Set exercise
Search the material for the word "работника" and report each line where it turns up.

========

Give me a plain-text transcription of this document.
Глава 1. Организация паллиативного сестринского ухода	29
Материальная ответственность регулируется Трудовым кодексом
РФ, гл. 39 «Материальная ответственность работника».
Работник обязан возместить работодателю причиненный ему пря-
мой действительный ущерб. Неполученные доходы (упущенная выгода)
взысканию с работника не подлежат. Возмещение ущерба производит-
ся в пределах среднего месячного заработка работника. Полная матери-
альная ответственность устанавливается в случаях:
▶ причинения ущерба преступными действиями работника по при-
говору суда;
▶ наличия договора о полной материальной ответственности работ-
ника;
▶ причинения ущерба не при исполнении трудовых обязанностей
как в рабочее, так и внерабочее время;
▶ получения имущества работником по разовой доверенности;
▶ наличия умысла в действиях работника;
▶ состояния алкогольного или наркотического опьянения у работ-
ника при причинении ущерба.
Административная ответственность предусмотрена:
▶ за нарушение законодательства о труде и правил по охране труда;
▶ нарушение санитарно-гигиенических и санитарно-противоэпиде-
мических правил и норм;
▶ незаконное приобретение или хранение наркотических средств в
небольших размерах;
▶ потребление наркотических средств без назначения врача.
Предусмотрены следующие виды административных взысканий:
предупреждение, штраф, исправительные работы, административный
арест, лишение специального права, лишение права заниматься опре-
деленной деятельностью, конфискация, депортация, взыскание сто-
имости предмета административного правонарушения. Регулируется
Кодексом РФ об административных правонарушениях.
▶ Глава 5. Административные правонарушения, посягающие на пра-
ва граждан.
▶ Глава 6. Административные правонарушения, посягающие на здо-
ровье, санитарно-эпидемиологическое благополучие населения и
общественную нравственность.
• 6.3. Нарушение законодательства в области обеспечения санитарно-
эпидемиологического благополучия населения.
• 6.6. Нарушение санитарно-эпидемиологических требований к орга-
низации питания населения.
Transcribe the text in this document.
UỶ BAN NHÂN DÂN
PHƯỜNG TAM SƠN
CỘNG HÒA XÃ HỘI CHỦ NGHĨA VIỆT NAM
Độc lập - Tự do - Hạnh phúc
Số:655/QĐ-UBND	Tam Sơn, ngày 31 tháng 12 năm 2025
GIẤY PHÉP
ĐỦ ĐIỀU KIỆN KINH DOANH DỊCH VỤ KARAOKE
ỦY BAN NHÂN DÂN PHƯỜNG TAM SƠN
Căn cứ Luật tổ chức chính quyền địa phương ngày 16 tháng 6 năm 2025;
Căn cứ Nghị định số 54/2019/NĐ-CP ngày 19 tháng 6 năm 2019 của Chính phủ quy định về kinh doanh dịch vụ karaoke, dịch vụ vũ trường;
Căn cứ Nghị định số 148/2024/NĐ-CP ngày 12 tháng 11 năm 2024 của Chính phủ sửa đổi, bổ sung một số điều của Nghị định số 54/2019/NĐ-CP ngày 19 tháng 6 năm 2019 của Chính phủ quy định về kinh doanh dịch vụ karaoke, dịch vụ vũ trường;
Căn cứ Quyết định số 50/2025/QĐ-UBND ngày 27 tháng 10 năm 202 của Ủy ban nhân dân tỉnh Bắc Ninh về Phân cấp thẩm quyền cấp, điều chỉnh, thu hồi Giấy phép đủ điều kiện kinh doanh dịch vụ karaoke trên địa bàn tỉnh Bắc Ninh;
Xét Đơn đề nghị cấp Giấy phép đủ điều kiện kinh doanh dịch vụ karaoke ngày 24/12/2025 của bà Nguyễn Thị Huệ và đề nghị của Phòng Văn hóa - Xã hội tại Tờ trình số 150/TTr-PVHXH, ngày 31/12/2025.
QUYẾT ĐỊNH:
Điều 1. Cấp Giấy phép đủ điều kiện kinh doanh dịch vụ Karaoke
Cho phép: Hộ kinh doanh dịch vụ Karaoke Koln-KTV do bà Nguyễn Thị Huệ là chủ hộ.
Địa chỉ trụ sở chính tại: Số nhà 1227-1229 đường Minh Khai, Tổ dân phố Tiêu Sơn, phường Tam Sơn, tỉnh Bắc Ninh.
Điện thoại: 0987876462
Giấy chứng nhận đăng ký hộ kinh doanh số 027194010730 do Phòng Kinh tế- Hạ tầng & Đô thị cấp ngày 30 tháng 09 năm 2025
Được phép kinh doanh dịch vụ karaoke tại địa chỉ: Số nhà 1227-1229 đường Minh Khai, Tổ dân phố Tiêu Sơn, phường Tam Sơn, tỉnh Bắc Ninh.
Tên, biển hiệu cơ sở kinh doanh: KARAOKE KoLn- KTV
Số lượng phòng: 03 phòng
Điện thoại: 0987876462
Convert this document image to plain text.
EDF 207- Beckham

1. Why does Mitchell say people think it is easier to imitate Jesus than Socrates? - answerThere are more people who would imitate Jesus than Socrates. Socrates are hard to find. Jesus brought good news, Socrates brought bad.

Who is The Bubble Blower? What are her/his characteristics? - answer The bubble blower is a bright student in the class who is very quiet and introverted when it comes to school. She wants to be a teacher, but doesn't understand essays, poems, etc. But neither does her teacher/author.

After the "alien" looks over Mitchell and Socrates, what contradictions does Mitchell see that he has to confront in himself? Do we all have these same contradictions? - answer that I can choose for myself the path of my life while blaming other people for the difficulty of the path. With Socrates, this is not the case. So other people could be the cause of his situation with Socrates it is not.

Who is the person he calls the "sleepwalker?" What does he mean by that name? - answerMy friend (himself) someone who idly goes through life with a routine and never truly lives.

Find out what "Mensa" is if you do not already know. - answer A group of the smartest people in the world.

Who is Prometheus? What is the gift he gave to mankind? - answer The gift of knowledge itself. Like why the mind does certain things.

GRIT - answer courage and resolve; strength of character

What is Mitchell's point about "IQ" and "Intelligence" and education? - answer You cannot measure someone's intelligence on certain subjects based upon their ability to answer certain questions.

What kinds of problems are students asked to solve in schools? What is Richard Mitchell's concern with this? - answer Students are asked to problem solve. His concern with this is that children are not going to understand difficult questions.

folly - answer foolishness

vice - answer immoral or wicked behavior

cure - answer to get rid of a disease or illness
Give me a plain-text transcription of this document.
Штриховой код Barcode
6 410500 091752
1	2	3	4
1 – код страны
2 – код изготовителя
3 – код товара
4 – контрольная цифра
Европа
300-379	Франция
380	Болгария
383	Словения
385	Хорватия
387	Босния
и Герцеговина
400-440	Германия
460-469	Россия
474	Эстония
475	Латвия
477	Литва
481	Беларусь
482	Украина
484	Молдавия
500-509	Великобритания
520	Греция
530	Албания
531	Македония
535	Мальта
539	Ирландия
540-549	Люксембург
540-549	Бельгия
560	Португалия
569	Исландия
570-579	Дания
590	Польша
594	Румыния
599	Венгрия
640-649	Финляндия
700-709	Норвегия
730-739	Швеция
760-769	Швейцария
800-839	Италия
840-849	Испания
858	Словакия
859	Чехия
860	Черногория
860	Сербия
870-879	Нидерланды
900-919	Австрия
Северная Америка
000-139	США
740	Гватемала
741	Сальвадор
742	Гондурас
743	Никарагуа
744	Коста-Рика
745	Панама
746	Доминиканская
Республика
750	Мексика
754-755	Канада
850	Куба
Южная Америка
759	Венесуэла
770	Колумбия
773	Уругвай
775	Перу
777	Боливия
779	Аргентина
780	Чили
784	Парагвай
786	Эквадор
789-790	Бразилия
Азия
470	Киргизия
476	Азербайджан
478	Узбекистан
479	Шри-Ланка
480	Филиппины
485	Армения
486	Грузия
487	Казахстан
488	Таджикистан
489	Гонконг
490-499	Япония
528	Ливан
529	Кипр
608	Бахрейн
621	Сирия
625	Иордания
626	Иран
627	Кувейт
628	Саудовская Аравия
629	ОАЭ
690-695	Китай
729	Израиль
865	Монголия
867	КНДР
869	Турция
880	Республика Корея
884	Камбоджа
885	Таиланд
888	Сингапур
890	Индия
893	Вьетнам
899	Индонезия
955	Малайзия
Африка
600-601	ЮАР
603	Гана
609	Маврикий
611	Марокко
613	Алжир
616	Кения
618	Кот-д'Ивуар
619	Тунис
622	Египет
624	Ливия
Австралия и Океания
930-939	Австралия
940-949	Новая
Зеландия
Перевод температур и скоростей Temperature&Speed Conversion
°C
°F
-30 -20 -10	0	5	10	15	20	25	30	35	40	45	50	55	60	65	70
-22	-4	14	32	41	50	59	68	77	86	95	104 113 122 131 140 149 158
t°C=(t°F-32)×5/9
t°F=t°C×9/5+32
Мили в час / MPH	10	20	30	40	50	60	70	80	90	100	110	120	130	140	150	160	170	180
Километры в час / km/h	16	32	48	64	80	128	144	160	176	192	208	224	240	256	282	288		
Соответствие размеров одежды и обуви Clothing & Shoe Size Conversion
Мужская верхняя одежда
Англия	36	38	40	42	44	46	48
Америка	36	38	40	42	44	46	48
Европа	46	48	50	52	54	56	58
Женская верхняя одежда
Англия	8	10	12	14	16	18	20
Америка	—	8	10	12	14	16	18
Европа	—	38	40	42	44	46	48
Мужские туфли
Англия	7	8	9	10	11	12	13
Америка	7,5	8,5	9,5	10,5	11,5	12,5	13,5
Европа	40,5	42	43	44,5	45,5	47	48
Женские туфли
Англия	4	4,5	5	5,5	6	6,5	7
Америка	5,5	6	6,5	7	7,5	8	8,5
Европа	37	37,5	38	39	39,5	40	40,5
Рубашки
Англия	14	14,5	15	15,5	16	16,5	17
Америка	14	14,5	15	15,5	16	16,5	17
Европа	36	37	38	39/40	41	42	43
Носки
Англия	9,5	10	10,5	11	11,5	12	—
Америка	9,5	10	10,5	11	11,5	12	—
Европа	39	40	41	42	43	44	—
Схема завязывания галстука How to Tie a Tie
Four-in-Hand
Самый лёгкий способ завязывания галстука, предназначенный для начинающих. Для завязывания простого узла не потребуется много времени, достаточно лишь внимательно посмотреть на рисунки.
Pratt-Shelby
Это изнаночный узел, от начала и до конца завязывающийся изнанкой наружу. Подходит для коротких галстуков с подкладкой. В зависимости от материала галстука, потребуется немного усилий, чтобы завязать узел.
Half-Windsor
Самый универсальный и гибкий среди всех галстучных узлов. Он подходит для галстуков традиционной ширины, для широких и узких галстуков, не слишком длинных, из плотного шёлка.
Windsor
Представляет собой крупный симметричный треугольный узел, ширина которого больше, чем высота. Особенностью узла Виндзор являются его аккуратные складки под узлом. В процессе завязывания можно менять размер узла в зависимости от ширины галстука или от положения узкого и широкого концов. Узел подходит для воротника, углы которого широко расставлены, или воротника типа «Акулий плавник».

========

Solution to this problem
РФ, гл. 39 «Материальная ответственность работника».
взысканию с работника не подлежат. Возмещение ущерба производит-
ся в пределах среднего месячного заработка работника. Полная матери-
▶ причинения ущерба преступными действиями работника по при-
▶ наличия умысла в действиях работника;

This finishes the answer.